Copy the data exactly; pictures stay out of the copy.

(begin)

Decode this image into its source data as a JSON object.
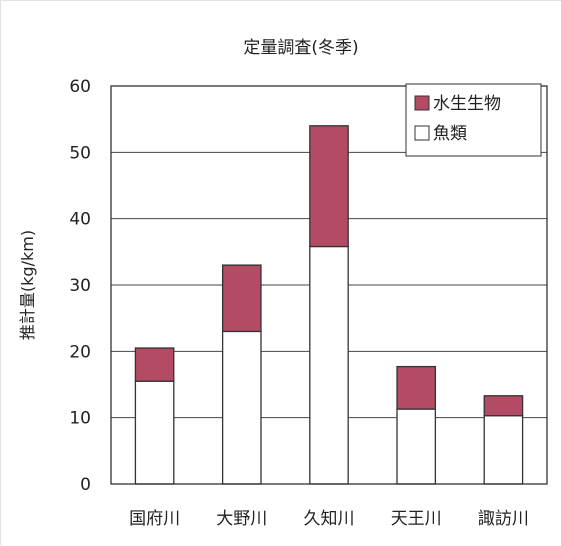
{
  "chart_data": {
    "type": "bar",
    "stacked": true,
    "title": "定量調査(冬季)",
    "ylabel": "推計量(kg/km)",
    "xlabel": "",
    "ylim": [
      0,
      60
    ],
    "yticks": [
      0,
      10,
      20,
      30,
      40,
      50,
      60
    ],
    "grid": true,
    "legend_position": "top-right",
    "categories": [
      "国府川",
      "大野川",
      "久知川",
      "天王川",
      "諏訪川"
    ],
    "series": [
      {
        "name": "魚類",
        "values": [
          15.5,
          23,
          35.8,
          11.3,
          10.3
        ],
        "color": "#ffffff"
      },
      {
        "name": "水生生物",
        "values": [
          5,
          10,
          18.2,
          6.4,
          3
        ],
        "color": "#b24b63"
      }
    ]
  }
}
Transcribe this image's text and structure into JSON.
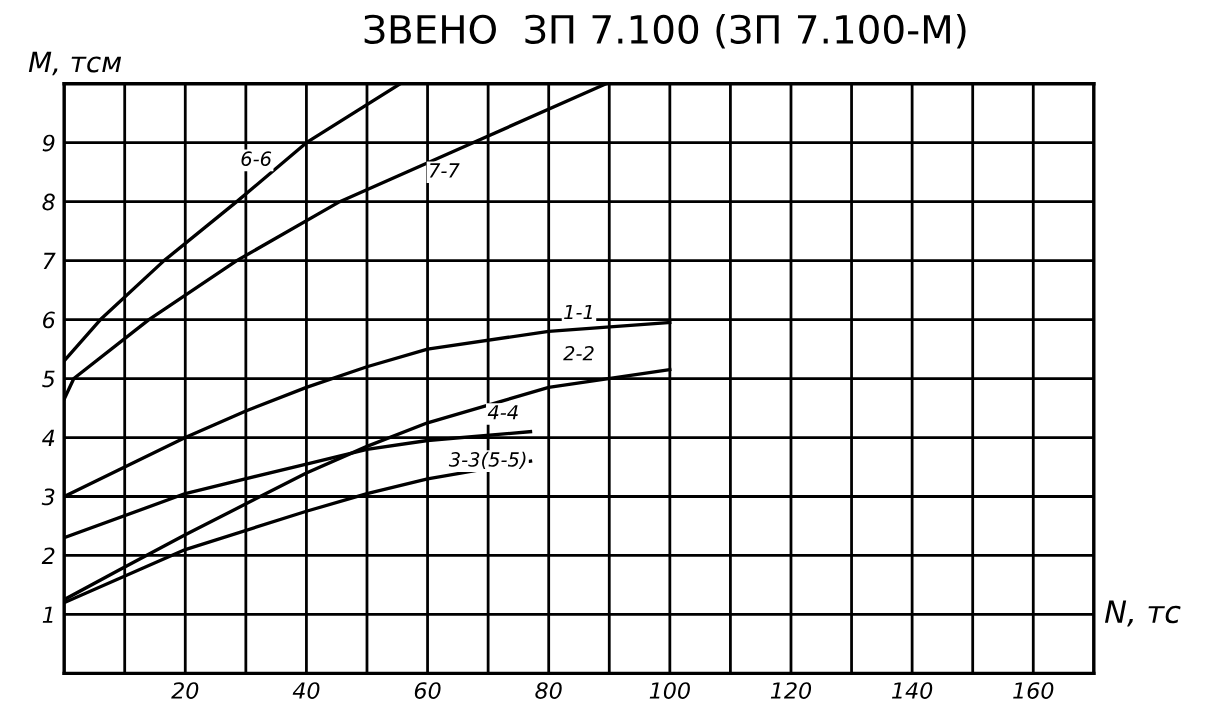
{
  "chart_data": {
    "type": "line",
    "title": "ЗВЕНО  ЗП 7.100 (ЗП 7.100-М)",
    "xlabel": "N, тс",
    "ylabel": "M, тсм",
    "xlim": [
      0,
      170
    ],
    "ylim": [
      0,
      10
    ],
    "xticks": [
      {
        "value": 0,
        "label": null
      },
      {
        "value": 10,
        "label": null
      },
      20,
      {
        "value": 30,
        "label": null
      },
      40,
      {
        "value": 50,
        "label": null
      },
      60,
      {
        "value": 70,
        "label": null
      },
      80,
      {
        "value": 90,
        "label": null
      },
      100,
      {
        "value": 110,
        "label": null
      },
      120,
      {
        "value": 130,
        "label": null
      },
      140,
      {
        "value": 150,
        "label": null
      },
      160,
      {
        "value": 170,
        "label": null
      }
    ],
    "yticks": [
      {
        "value": 0,
        "label": null
      },
      1,
      2,
      3,
      4,
      5,
      6,
      7,
      8,
      9,
      {
        "value": 10,
        "label": null
      }
    ],
    "grid": true,
    "legend": false,
    "marker": "none",
    "line_style": "solid",
    "series": [
      {
        "color": "#000000",
        "x": [
          0,
          6,
          16.5,
          28.5,
          40,
          55.5
        ],
        "values": [
          5.3,
          6,
          7,
          8,
          9,
          10
        ]
      },
      {
        "color": "#000000",
        "x": [
          0,
          1.6,
          14,
          28.5,
          45.5,
          67.5,
          89.5
        ],
        "values": [
          4.65,
          5,
          6,
          7,
          8,
          9,
          10
        ]
      },
      {
        "color": "#000000",
        "x": [
          0,
          10,
          20,
          30,
          40,
          50,
          60,
          80,
          100
        ],
        "values": [
          3.0,
          3.5,
          4.0,
          4.45,
          4.85,
          5.2,
          5.5,
          5.8,
          5.95
        ]
      },
      {
        "color": "#000000",
        "x": [
          0,
          9,
          20,
          40,
          50,
          60,
          80,
          100
        ],
        "values": [
          1.25,
          1.75,
          2.35,
          3.4,
          3.85,
          4.25,
          4.85,
          5.15
        ]
      },
      {
        "color": "#000000",
        "x": [
          0,
          20,
          40,
          50,
          60,
          77
        ],
        "values": [
          2.3,
          3.05,
          3.55,
          3.8,
          3.95,
          4.1
        ]
      },
      {
        "color": "#000000",
        "x": [
          0,
          20,
          40,
          50,
          60,
          77
        ],
        "values": [
          1.2,
          2.1,
          2.75,
          3.05,
          3.3,
          3.6
        ]
      }
    ],
    "annotations": [
      {
        "text": "6-6",
        "x": 31.7,
        "y": 8.7
      },
      {
        "text": "7-7",
        "x": 62.7,
        "y": 8.5
      },
      {
        "text": "1-1",
        "x": 85,
        "y": 6.1
      },
      {
        "text": "2-2",
        "x": 85,
        "y": 5.4
      },
      {
        "text": "4-4",
        "x": 72.5,
        "y": 4.4
      },
      {
        "text": "3-3(5-5)",
        "x": 70,
        "y": 3.6
      }
    ]
  }
}
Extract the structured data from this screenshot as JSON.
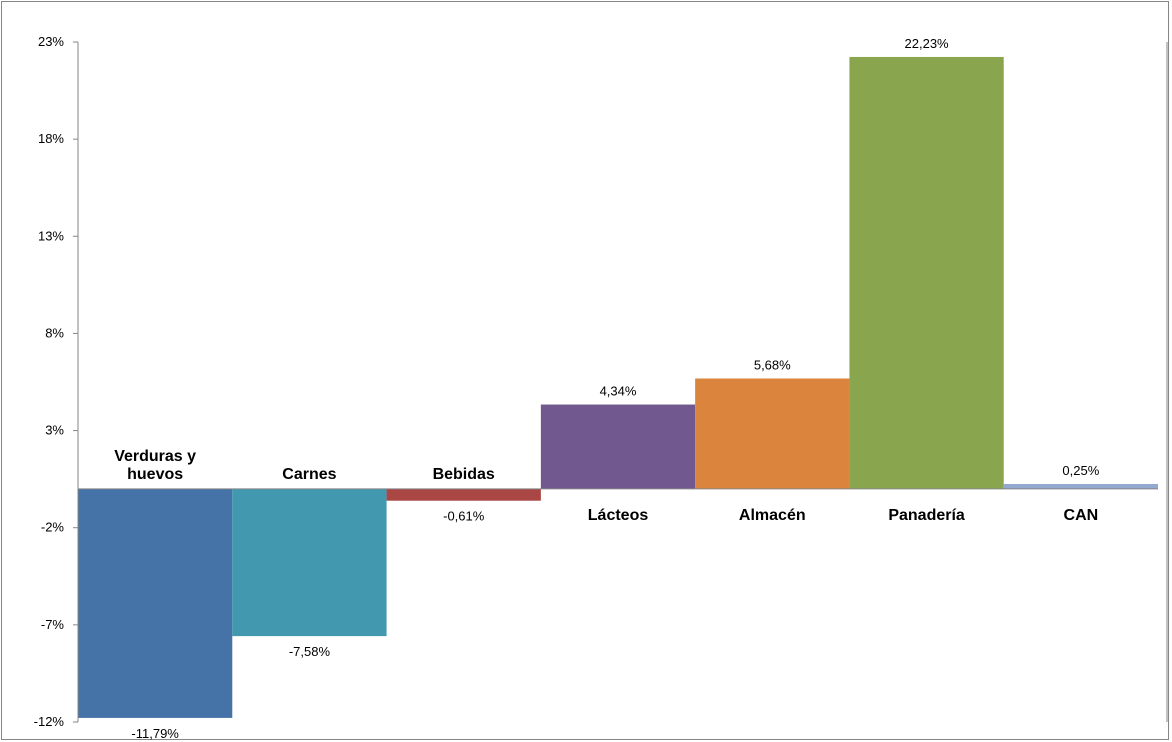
{
  "chart_data": {
    "type": "bar",
    "categories": [
      [
        "Verduras y",
        "huevos"
      ],
      [
        "Carnes"
      ],
      [
        "Bebidas"
      ],
      [
        "Lácteos"
      ],
      [
        "Almacén"
      ],
      [
        "Panadería"
      ],
      [
        "CAN"
      ]
    ],
    "values": [
      -11.79,
      -7.58,
      -0.61,
      4.34,
      5.68,
      22.23,
      0.25
    ],
    "data_labels": [
      "-11,79%",
      "-7,58%",
      "-0,61%",
      "4,34%",
      "5,68%",
      "22,23%",
      "0,25%"
    ],
    "colors": [
      "#4573A7",
      "#4198AF",
      "#AA4643",
      "#71588F",
      "#DB843D",
      "#89A54E",
      "#93A9CF"
    ],
    "yticks": [
      23,
      18,
      13,
      8,
      3,
      -2,
      -7,
      -12
    ],
    "ytick_labels": [
      "23%",
      "18%",
      "13%",
      "8%",
      "3%",
      "-2%",
      "-7%",
      "-12%"
    ],
    "ylim": [
      -12,
      23
    ],
    "title": "",
    "xlabel": "",
    "ylabel": "",
    "grid": false,
    "legend": "none"
  }
}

(end)

◆ FINAL RESULT ◆
Decode this image into its source data as a JSON object.
{
  "chart_data": {
    "type": "bar",
    "stacked": true,
    "title": "定量調査(冬季)",
    "ylabel": "推計量(kg/km)",
    "xlabel": "",
    "ylim": [
      0,
      60
    ],
    "yticks": [
      0,
      10,
      20,
      30,
      40,
      50,
      60
    ],
    "grid": true,
    "legend_position": "top-right",
    "categories": [
      "国府川",
      "大野川",
      "久知川",
      "天王川",
      "諏訪川"
    ],
    "series": [
      {
        "name": "魚類",
        "values": [
          15.5,
          23,
          35.8,
          11.3,
          10.3
        ],
        "color": "#ffffff"
      },
      {
        "name": "水生生物",
        "values": [
          5,
          10,
          18.2,
          6.4,
          3
        ],
        "color": "#b24b63"
      }
    ]
  }
}
Transcribe this image's text and structure into JSON.
{
  "chart_data": {
    "type": "line",
    "title": "ЗВЕНО  ЗП 7.100 (ЗП 7.100-М)",
    "xlabel": "N, тс",
    "ylabel": "M, тсм",
    "xlim": [
      0,
      170
    ],
    "ylim": [
      0,
      10
    ],
    "xticks": [
      {
        "value": 0,
        "label": null
      },
      {
        "value": 10,
        "label": null
      },
      20,
      {
        "value": 30,
        "label": null
      },
      40,
      {
        "value": 50,
        "label": null
      },
      60,
      {
        "value": 70,
        "label": null
      },
      80,
      {
        "value": 90,
        "label": null
      },
      100,
      {
        "value": 110,
        "label": null
      },
      120,
      {
        "value": 130,
        "label": null
      },
      140,
      {
        "value": 150,
        "label": null
      },
      160,
      {
        "value": 170,
        "label": null
      }
    ],
    "yticks": [
      {
        "value": 0,
        "label": null
      },
      1,
      2,
      3,
      4,
      5,
      6,
      7,
      8,
      9,
      {
        "value": 10,
        "label": null
      }
    ],
    "grid": true,
    "legend": false,
    "marker": "none",
    "line_style": "solid",
    "series": [
      {
        "color": "#000000",
        "x": [
          0,
          6,
          16.5,
          28.5,
          40,
          55.5
        ],
        "values": [
          5.3,
          6,
          7,
          8,
          9,
          10
        ]
      },
      {
        "color": "#000000",
        "x": [
          0,
          1.6,
          14,
          28.5,
          45.5,
          67.5,
          89.5
        ],
        "values": [
          4.65,
          5,
          6,
          7,
          8,
          9,
          10
        ]
      },
      {
        "color": "#000000",
        "x": [
          0,
          10,
          20,
          30,
          40,
          50,
          60,
          80,
          100
        ],
        "values": [
          3.0,
          3.5,
          4.0,
          4.45,
          4.85,
          5.2,
          5.5,
          5.8,
          5.95
        ]
      },
      {
        "color": "#000000",
        "x": [
          0,
          9,
          20,
          40,
          50,
          60,
          80,
          100
        ],
        "values": [
          1.25,
          1.75,
          2.35,
          3.4,
          3.85,
          4.25,
          4.85,
          5.15
        ]
      },
      {
        "color": "#000000",
        "x": [
          0,
          20,
          40,
          50,
          60,
          77
        ],
        "values": [
          2.3,
          3.05,
          3.55,
          3.8,
          3.95,
          4.1
        ]
      },
      {
        "color": "#000000",
        "x": [
          0,
          20,
          40,
          50,
          60,
          77
        ],
        "values": [
          1.2,
          2.1,
          2.75,
          3.05,
          3.3,
          3.6
        ]
      }
    ],
    "annotations": [
      {
        "text": "6-6",
        "x": 31.7,
        "y": 8.7
      },
      {
        "text": "7-7",
        "x": 62.7,
        "y": 8.5
      },
      {
        "text": "1-1",
        "x": 85,
        "y": 6.1
      },
      {
        "text": "2-2",
        "x": 85,
        "y": 5.4
      },
      {
        "text": "4-4",
        "x": 72.5,
        "y": 4.4
      },
      {
        "text": "3-3(5-5)",
        "x": 70,
        "y": 3.6
      }
    ]
  }
}
Extract the structured data from this screenshot as JSON.
{
  "chart_data": {
    "type": "bar",
    "categories": [
      [
        "Verduras y",
        "huevos"
      ],
      [
        "Carnes"
      ],
      [
        "Bebidas"
      ],
      [
        "Lácteos"
      ],
      [
        "Almacén"
      ],
      [
        "Panadería"
      ],
      [
        "CAN"
      ]
    ],
    "values": [
      -11.79,
      -7.58,
      -0.61,
      4.34,
      5.68,
      22.23,
      0.25
    ],
    "data_labels": [
      "-11,79%",
      "-7,58%",
      "-0,61%",
      "4,34%",
      "5,68%",
      "22,23%",
      "0,25%"
    ],
    "colors": [
      "#4573A7",
      "#4198AF",
      "#AA4643",
      "#71588F",
      "#DB843D",
      "#89A54E",
      "#93A9CF"
    ],
    "yticks": [
      23,
      18,
      13,
      8,
      3,
      -2,
      -7,
      -12
    ],
    "ytick_labels": [
      "23%",
      "18%",
      "13%",
      "8%",
      "3%",
      "-2%",
      "-7%",
      "-12%"
    ],
    "ylim": [
      -12,
      23
    ],
    "title": "",
    "xlabel": "",
    "ylabel": "",
    "grid": false,
    "legend": "none"
  }
}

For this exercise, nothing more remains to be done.